Goal: The entries below should be output exactly as written.

Exercise data:
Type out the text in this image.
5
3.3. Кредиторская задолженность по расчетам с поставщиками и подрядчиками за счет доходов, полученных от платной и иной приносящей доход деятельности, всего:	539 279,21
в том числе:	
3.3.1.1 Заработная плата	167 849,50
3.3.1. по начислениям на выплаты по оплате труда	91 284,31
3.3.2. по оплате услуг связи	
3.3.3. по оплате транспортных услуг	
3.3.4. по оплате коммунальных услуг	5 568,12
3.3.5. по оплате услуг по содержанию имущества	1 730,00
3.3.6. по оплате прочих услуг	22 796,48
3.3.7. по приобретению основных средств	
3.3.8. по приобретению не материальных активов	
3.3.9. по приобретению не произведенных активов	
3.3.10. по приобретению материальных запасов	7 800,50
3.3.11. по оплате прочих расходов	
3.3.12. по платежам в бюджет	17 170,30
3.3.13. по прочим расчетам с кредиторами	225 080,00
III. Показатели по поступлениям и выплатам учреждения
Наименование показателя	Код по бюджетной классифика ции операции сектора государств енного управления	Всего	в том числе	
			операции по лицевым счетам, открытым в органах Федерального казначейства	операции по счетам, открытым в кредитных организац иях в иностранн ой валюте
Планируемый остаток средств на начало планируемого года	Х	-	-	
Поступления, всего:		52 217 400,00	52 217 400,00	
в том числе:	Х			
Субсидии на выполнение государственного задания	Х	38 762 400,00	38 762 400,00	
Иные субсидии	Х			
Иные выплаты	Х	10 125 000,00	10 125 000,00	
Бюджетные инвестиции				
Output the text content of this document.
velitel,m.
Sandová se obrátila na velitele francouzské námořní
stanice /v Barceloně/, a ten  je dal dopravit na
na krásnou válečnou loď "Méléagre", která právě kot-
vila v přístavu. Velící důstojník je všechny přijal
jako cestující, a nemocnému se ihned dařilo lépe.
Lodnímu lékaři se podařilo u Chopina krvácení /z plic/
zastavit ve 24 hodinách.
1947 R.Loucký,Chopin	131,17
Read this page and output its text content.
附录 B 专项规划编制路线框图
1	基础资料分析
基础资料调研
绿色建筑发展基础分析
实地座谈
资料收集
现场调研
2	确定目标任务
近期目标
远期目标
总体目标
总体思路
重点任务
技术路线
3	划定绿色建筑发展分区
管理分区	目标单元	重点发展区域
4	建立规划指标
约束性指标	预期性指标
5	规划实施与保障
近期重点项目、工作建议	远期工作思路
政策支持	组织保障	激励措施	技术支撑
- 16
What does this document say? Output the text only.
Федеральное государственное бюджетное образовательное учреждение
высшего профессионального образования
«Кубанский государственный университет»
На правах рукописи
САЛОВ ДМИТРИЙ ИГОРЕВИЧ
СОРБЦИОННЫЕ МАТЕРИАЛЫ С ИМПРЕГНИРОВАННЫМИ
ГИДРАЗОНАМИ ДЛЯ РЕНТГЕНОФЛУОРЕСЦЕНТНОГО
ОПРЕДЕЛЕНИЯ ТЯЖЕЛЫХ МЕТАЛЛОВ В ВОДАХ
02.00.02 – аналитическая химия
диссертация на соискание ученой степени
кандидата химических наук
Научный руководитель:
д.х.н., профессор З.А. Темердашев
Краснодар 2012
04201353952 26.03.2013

Solved problem:
Type out the text in this image.
5
3.3. Кредиторская задолженность по расчетам с поставщиками и подрядчиками за счет доходов, полученных от платной и иной приносящей доход деятельности, всего:	539 279,21
в том числе:	
3.3.1.1 Заработная плата	167 849,50
3.3.1. по начислениям на выплаты по оплате труда	91 284,31
3.3.2. по оплате услуг связи	
3.3.3. по оплате транспортных услуг	
3.3.4. по оплате коммунальных услуг	5 568,12
3.3.5. по оплате услуг по содержанию имущества	1 730,00
3.3.6. по оплате прочих услуг	22 796,48
3.3.7. по приобретению основных средств	
3.3.8. по приобретению не материальных активов	
3.3.9. по приобретению не произведенных активов	
3.3.10. по приобретению материальных запасов	7 800,50
3.3.11. по оплате прочих расходов	
3.3.12. по платежам в бюджет	17 170,30
3.3.13. по прочим расчетам с кредиторами	225 080,00
III. Показатели по поступлениям и выплатам учреждения
Наименование показателя	Код по бюджетной классифика ции операции сектора государств енного управления	Всего	в том числе	
			операции по лицевым счетам, открытым в органах Федерального казначейства	операции по счетам, открытым в кредитных организац иях в иностранн ой валюте
Планируемый остаток средств на начало планируемого года	Х	-	-	
Поступления, всего:		52 217 400,00	52 217 400,00	
в том числе:	Х			
Субсидии на выполнение государственного задания	Х	38 762 400,00	38 762 400,00	
Иные субсидии	Х			
Иные выплаты	Х	10 125 000,00	10 125 000,00	
Бюджетные инвестиции				
Output the text content of this document.
velitel,m.
Sandová se obrátila na velitele francouzské námořní
stanice /v Barceloně/, a ten  je dal dopravit na
na krásnou válečnou loď "Méléagre", která právě kot-
vila v přístavu. Velící důstojník je všechny přijal
jako cestující, a nemocnému se ihned dařilo lépe.
Lodnímu lékaři se podařilo u Chopina krvácení /z plic/
zastavit ve 24 hodinách.
1947 R.Loucký,Chopin	131,17
Read this page and output its text content.
附录 B 专项规划编制路线框图
1	基础资料分析
基础资料调研
绿色建筑发展基础分析
实地座谈
资料收集
现场调研
2	确定目标任务
近期目标
远期目标
总体目标
总体思路
重点任务
技术路线
3	划定绿色建筑发展分区
管理分区	目标单元	重点发展区域
4	建立规划指标
约束性指标	预期性指标
5	规划实施与保障
近期重点项目、工作建议	远期工作思路
政策支持	组织保障	激励措施	技术支撑
- 16
What does this document say? Output the text only.
Федеральное государственное бюджетное образовательное учреждение
высшего профессионального образования
«Кубанский государственный университет»
На правах рукописи
САЛОВ ДМИТРИЙ ИГОРЕВИЧ
СОРБЦИОННЫЕ МАТЕРИАЛЫ С ИМПРЕГНИРОВАННЫМИ
ГИДРАЗОНАМИ ДЛЯ РЕНТГЕНОФЛУОРЕСЦЕНТНОГО
ОПРЕДЕЛЕНИЯ ТЯЖЕЛЫХ МЕТАЛЛОВ В ВОДАХ
02.00.02 – аналитическая химия
диссертация на соискание ученой степени
кандидата химических наук
Научный руководитель:
д.х.н., профессор З.А. Темердашев
Краснодар 2012
04201353952 26.03.2013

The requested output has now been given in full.